◆ Problem requirements: Each line containing the word "icon" must be reported.

◆ Material:
┄┄┄┄┄┄┄┄┄┄┄┄┄┄┄┄┄┄┄┄

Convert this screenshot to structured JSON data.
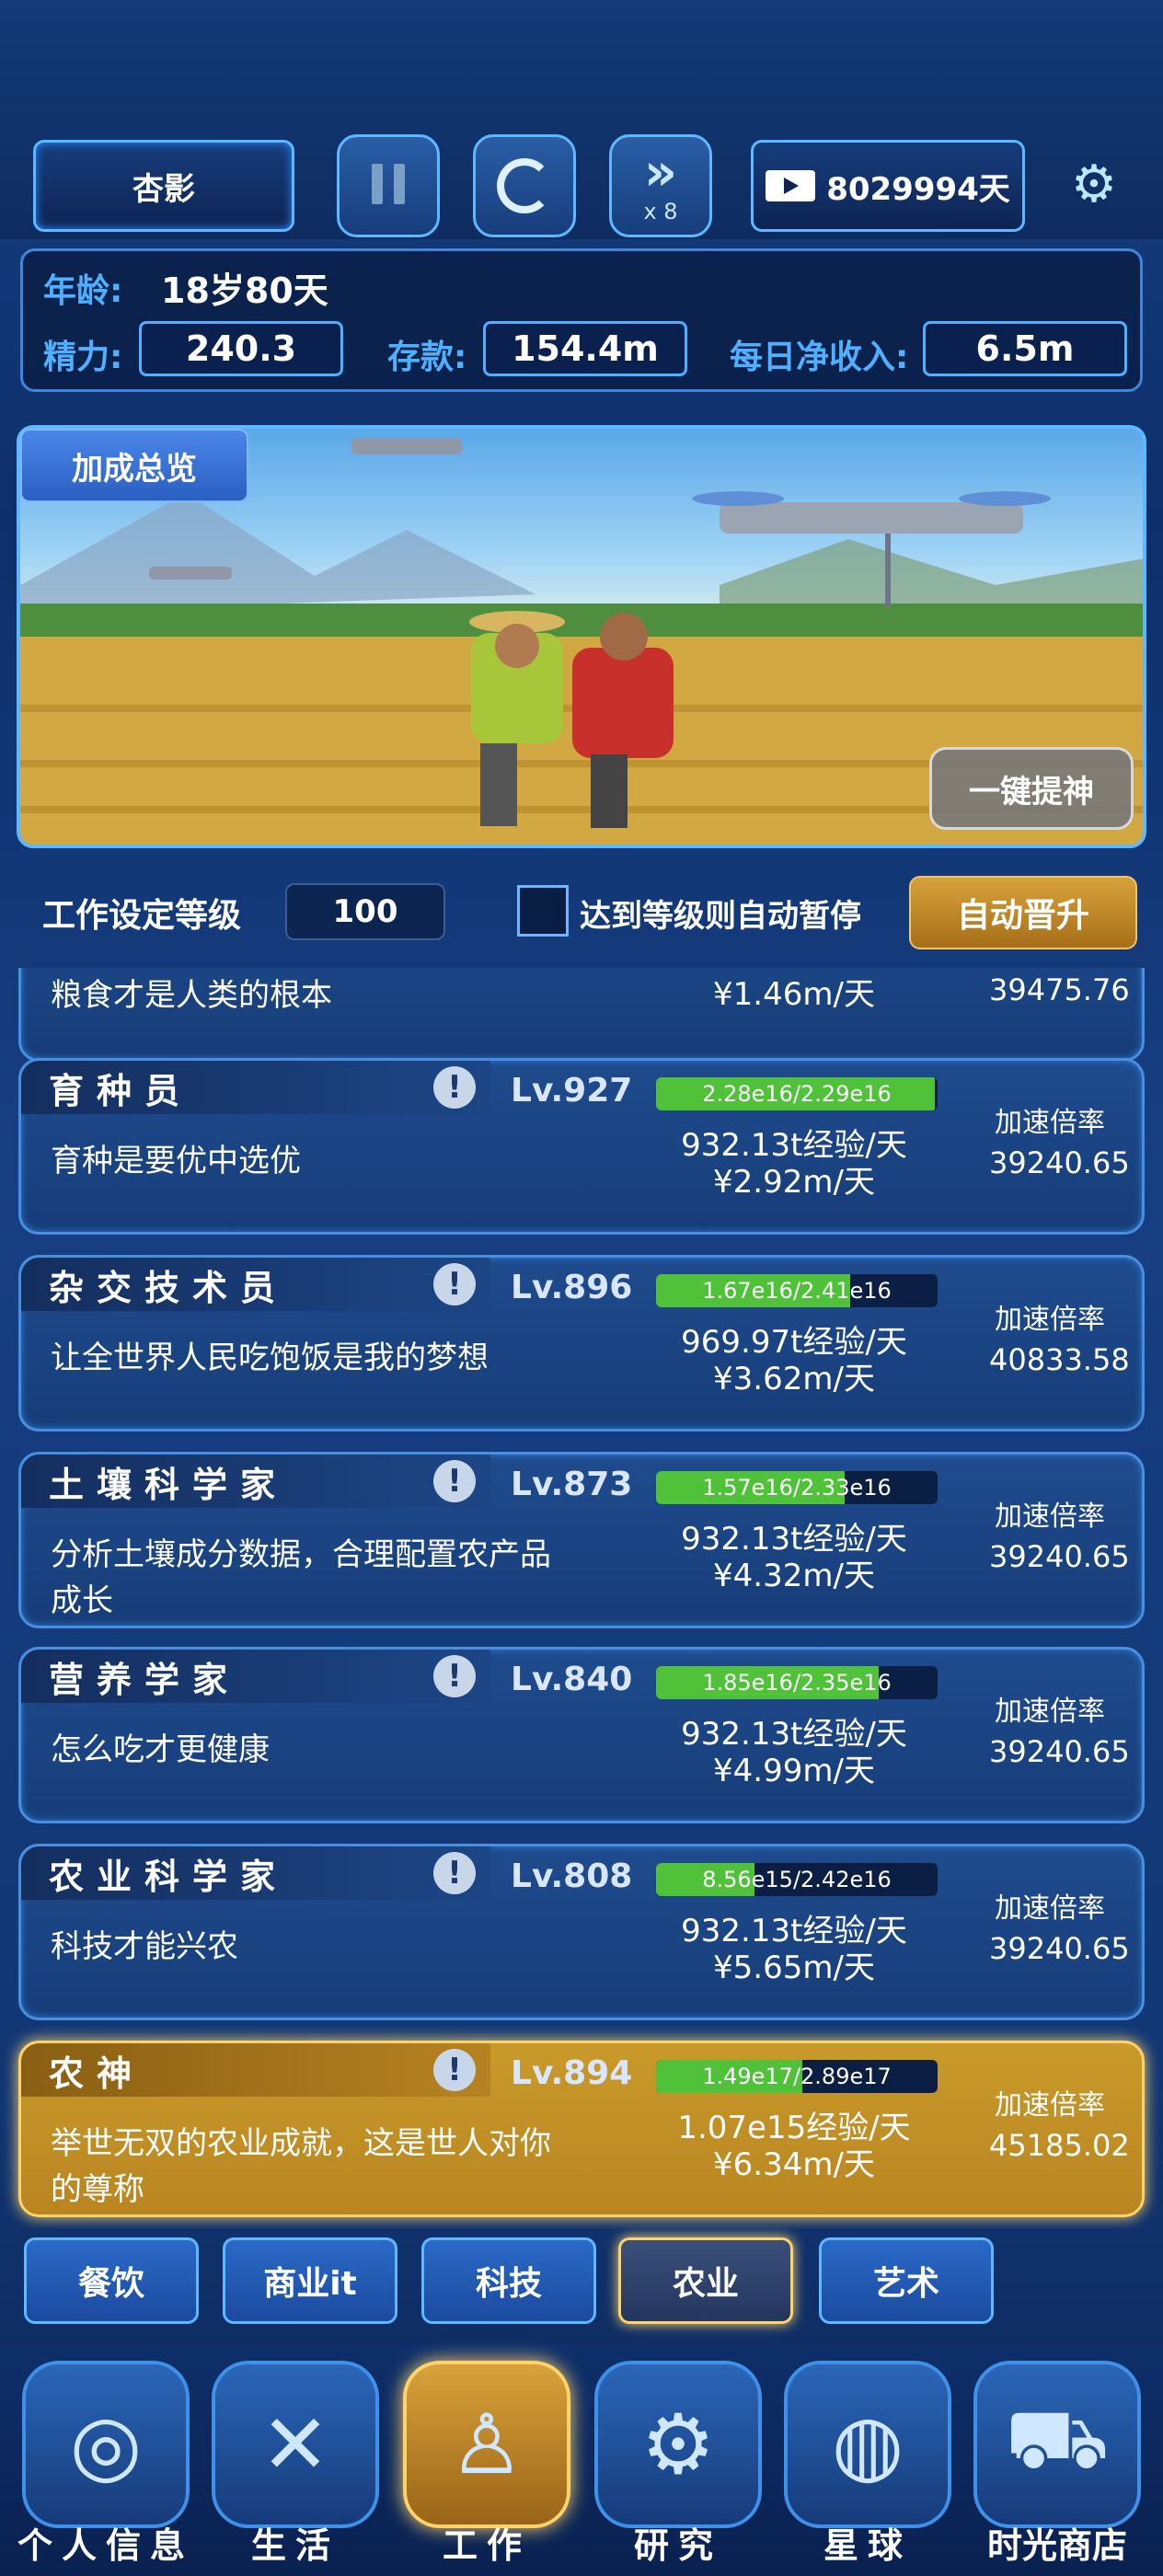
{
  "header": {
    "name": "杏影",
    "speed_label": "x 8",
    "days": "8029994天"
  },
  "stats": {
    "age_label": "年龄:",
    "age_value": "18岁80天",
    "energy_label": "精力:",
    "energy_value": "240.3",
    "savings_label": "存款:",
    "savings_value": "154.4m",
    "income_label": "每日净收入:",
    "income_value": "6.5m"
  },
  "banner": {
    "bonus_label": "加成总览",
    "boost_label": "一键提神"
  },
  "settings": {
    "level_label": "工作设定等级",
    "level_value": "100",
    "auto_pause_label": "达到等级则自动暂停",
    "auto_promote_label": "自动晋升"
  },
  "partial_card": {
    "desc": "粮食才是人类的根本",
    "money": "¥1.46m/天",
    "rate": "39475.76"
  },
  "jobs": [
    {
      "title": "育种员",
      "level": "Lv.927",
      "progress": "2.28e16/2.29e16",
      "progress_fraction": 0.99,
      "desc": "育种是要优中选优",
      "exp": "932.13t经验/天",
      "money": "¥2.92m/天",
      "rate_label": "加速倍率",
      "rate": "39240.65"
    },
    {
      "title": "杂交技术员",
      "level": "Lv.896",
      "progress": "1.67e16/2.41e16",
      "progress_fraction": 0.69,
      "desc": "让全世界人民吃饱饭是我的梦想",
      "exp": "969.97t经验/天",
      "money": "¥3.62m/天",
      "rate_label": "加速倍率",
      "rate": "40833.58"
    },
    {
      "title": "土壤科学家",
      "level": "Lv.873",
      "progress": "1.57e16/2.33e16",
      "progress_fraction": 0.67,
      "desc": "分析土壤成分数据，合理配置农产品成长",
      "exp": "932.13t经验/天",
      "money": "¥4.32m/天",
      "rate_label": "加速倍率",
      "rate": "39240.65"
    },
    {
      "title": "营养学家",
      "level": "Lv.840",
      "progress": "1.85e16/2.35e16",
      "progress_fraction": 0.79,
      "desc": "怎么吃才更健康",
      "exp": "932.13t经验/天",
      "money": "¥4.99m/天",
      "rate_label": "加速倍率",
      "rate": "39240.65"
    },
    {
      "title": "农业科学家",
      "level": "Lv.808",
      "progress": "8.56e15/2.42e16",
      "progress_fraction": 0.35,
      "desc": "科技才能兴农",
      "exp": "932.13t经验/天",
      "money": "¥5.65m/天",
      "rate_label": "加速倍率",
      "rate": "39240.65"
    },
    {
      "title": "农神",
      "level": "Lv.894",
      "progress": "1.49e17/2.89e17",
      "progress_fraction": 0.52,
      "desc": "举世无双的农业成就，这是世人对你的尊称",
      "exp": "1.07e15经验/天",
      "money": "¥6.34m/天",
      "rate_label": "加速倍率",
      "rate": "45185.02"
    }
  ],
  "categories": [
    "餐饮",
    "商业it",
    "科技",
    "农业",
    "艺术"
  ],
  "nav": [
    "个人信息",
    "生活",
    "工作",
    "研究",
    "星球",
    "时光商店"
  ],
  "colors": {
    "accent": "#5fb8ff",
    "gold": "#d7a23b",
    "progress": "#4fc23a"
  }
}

┄┄┄┄┄┄┄┄┄┄┄┄┄┄┄┄┄┄┄┄

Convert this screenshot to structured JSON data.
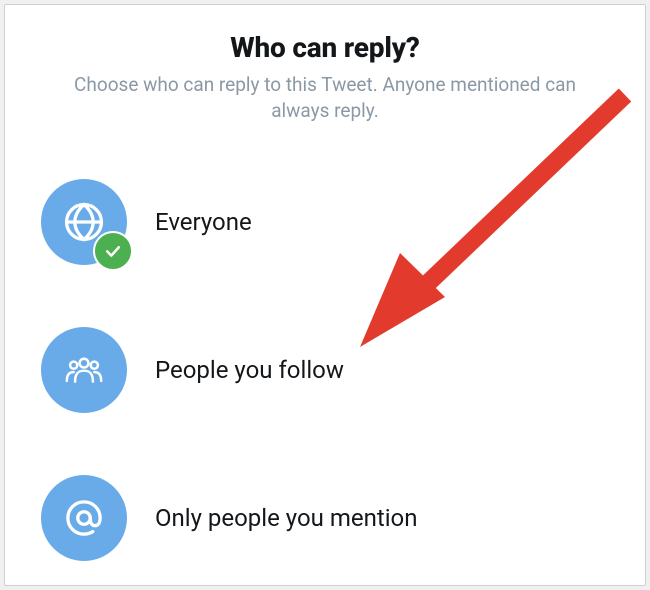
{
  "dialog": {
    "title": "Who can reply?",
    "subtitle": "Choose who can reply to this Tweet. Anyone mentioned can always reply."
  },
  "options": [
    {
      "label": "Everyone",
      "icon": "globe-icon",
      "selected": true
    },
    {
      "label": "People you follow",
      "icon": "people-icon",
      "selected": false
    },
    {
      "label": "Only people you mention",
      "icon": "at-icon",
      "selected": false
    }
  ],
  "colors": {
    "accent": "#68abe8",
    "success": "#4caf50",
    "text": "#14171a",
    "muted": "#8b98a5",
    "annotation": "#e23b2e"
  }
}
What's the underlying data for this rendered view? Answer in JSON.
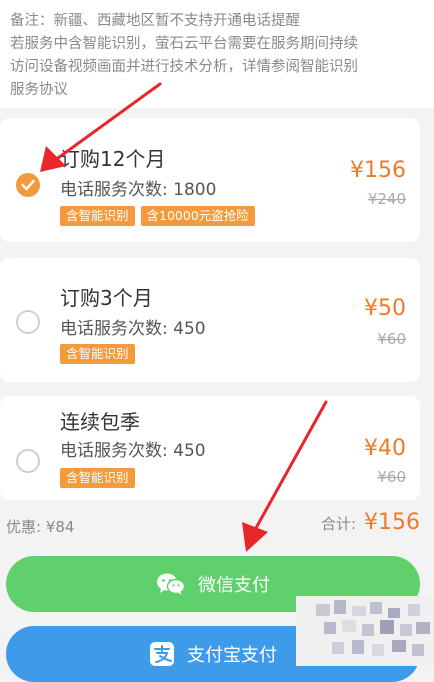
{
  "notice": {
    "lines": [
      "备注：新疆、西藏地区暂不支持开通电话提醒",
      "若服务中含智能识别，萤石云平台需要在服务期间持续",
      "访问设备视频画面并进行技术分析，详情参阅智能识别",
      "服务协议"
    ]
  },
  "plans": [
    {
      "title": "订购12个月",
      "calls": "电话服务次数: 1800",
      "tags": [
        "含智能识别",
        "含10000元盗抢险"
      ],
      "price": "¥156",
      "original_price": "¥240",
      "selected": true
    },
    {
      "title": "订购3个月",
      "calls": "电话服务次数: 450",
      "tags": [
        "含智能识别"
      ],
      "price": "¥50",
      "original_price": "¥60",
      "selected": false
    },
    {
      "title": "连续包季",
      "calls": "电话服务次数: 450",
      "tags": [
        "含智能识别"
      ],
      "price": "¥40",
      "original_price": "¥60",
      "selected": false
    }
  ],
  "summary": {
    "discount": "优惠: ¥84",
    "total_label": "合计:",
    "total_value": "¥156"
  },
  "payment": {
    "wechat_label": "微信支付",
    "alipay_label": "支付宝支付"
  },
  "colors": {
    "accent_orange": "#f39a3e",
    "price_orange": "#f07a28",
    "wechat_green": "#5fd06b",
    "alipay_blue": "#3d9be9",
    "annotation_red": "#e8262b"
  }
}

┄┄┄┄┄┄┄┄┄┄┄┄┄┄┄┄┄┄┄┄

◆ Finished exercise:
      "icon": "globe-icon",
      "icon": "people-icon",
      "icon": "at-icon",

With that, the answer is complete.